§ What to work on
Reproduce every one of the entries below, character for character and in the same order.

§ Record excerpts

------------------------------

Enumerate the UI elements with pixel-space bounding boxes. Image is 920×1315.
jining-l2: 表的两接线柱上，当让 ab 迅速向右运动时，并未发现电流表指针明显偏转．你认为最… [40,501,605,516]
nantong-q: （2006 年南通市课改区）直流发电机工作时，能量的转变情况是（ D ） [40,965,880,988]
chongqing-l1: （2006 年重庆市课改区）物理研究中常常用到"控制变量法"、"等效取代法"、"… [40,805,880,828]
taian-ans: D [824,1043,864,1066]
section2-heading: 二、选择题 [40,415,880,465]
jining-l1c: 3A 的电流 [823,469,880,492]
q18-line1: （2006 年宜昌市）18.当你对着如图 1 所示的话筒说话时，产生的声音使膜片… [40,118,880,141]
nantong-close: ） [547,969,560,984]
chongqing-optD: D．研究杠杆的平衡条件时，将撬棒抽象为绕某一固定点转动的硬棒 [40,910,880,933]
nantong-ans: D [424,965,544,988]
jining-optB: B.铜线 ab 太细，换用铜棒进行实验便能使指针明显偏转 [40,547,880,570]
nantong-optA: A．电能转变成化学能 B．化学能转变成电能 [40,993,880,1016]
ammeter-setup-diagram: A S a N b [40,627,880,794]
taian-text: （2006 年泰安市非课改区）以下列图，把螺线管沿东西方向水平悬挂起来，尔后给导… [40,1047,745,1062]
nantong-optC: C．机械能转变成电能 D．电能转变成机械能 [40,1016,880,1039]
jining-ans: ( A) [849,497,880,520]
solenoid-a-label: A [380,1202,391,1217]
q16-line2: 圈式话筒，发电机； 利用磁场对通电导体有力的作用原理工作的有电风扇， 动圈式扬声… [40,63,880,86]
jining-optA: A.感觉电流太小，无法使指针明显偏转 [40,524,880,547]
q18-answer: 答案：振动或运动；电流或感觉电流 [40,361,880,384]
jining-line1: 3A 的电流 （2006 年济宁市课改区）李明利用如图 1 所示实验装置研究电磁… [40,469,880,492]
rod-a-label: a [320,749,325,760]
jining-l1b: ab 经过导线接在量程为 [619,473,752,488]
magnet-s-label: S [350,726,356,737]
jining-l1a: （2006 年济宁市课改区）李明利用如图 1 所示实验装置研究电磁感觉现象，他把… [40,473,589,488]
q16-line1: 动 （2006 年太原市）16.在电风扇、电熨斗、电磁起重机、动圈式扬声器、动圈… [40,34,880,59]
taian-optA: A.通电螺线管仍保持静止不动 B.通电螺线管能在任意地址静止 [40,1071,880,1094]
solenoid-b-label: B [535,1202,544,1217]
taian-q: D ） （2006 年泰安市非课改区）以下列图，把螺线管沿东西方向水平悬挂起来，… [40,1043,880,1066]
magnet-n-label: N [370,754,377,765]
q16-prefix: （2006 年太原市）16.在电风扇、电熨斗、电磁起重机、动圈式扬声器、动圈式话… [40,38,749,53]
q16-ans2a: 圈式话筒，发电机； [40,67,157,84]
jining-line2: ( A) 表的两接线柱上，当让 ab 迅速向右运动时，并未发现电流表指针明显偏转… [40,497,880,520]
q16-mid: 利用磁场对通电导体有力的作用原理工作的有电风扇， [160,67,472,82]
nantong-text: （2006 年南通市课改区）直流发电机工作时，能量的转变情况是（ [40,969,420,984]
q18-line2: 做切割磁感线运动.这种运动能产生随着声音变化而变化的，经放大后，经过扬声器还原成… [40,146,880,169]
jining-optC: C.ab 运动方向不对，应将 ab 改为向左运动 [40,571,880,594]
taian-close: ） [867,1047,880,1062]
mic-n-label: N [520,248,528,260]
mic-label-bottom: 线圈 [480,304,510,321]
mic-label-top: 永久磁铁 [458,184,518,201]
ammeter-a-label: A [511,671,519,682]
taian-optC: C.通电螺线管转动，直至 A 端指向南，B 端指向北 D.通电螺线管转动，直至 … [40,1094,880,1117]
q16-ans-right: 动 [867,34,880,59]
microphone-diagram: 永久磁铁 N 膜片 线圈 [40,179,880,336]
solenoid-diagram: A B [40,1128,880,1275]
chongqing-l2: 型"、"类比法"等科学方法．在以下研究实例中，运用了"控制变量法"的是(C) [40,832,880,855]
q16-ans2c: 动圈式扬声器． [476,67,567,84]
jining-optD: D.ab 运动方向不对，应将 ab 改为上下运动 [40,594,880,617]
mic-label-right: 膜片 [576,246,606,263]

------------------------------

§ Solution below
Enumerate the UI elements with pixel-space bounding boxes. Image is 920×1315.
jining-l2: 表的两接线柱上，当让 ab 迅速向右运动时，并未发现电流表指针明显偏转．你认为最… [40,501,605,516]
nantong-q: （2006 年南通市课改区）直流发电机工作时，能量的转变情况是（ D ） [40,965,880,988]
chongqing-l1: （2006 年重庆市课改区）物理研究中常常用到"控制变量法"、"等效取代法"、"… [40,805,880,828]
taian-ans: D [824,1043,864,1066]
section2-heading: 二、选择题 [40,415,880,465]
jining-l1c: 3A 的电流 [823,469,880,492]
q18-line1: （2006 年宜昌市）18.当你对着如图 1 所示的话筒说话时，产生的声音使膜片… [40,118,880,141]
nantong-close: ） [547,969,560,984]
chongqing-optD: D．研究杠杆的平衡条件时，将撬棒抽象为绕某一固定点转动的硬棒 [40,910,880,933]
nantong-ans: D [424,965,544,988]
jining-optB: B.铜线 ab 太细，换用铜棒进行实验便能使指针明显偏转 [40,547,880,570]
nantong-optA: A．电能转变成化学能 B．化学能转变成电能 [40,993,880,1016]
ammeter-setup-diagram: A S a N b [40,627,880,794]
taian-text: （2006 年泰安市非课改区）以下列图，把螺线管沿东西方向水平悬挂起来，尔后给导… [40,1047,745,1062]
nantong-optC: C．机械能转变成电能 D．电能转变成机械能 [40,1016,880,1039]
jining-ans: ( A) [849,497,880,520]
solenoid-a-label: A [380,1202,391,1217]
q16-line2: 圈式话筒，发电机； 利用磁场对通电导体有力的作用原理工作的有电风扇， 动圈式扬声… [40,63,880,86]
jining-optA: A.感觉电流太小，无法使指针明显偏转 [40,524,880,547]
q18-answer: 答案：振动或运动；电流或感觉电流 [40,361,880,384]
jining-line1: 3A 的电流 （2006 年济宁市课改区）李明利用如图 1 所示实验装置研究电磁… [40,469,880,492]
rod-a-label: a [320,749,325,760]
jining-l1b: ab 经过导线接在量程为 [619,473,752,488]
magnet-s-label: S [350,726,356,737]
jining-l1a: （2006 年济宁市课改区）李明利用如图 1 所示实验装置研究电磁感觉现象，他把… [40,473,589,488]
q16-line1: 动 （2006 年太原市）16.在电风扇、电熨斗、电磁起重机、动圈式扬声器、动圈… [40,34,880,59]
taian-optA: A.通电螺线管仍保持静止不动 B.通电螺线管能在任意地址静止 [40,1071,880,1094]
solenoid-b-label: B [535,1202,544,1217]
taian-q: D ） （2006 年泰安市非课改区）以下列图，把螺线管沿东西方向水平悬挂起来，… [40,1043,880,1066]
magnet-n-label: N [370,754,377,765]
q16-prefix: （2006 年太原市）16.在电风扇、电熨斗、电磁起重机、动圈式扬声器、动圈式话… [40,38,749,53]
q16-ans2a: 圈式话筒，发电机； [40,67,157,84]
jining-line2: ( A) 表的两接线柱上，当让 ab 迅速向右运动时，并未发现电流表指针明显偏转… [40,497,880,520]
q16-mid: 利用磁场对通电导体有力的作用原理工作的有电风扇， [160,67,472,82]
nantong-text: （2006 年南通市课改区）直流发电机工作时，能量的转变情况是（ [40,969,420,984]
q18-line2: 做切割磁感线运动.这种运动能产生随着声音变化而变化的，经放大后，经过扬声器还原成… [40,146,880,169]
jining-optC: C.ab 运动方向不对，应将 ab 改为向左运动 [40,571,880,594]
taian-close: ） [867,1047,880,1062]
mic-n-label: N [520,248,528,260]
mic-label-bottom: 线圈 [480,304,510,321]
mic-label-top: 永久磁铁 [458,184,518,201]
ammeter-a-label: A [511,671,519,682]
taian-optC: C.通电螺线管转动，直至 A 端指向南，B 端指向北 D.通电螺线管转动，直至 … [40,1094,880,1117]
q16-ans-right: 动 [867,34,880,59]
microphone-diagram: 永久磁铁 N 膜片 线圈 [40,179,880,336]
solenoid-diagram: A B [40,1128,880,1275]
chongqing-l2: 型"、"类比法"等科学方法．在以下研究实例中，运用了"控制变量法"的是(C) [40,832,880,855]
q16-ans2c: 动圈式扬声器． [476,67,567,84]
jining-optD: D.ab 运动方向不对，应将 ab 改为上下运动 [40,594,880,617]
mic-label-right: 膜片 [576,246,606,263]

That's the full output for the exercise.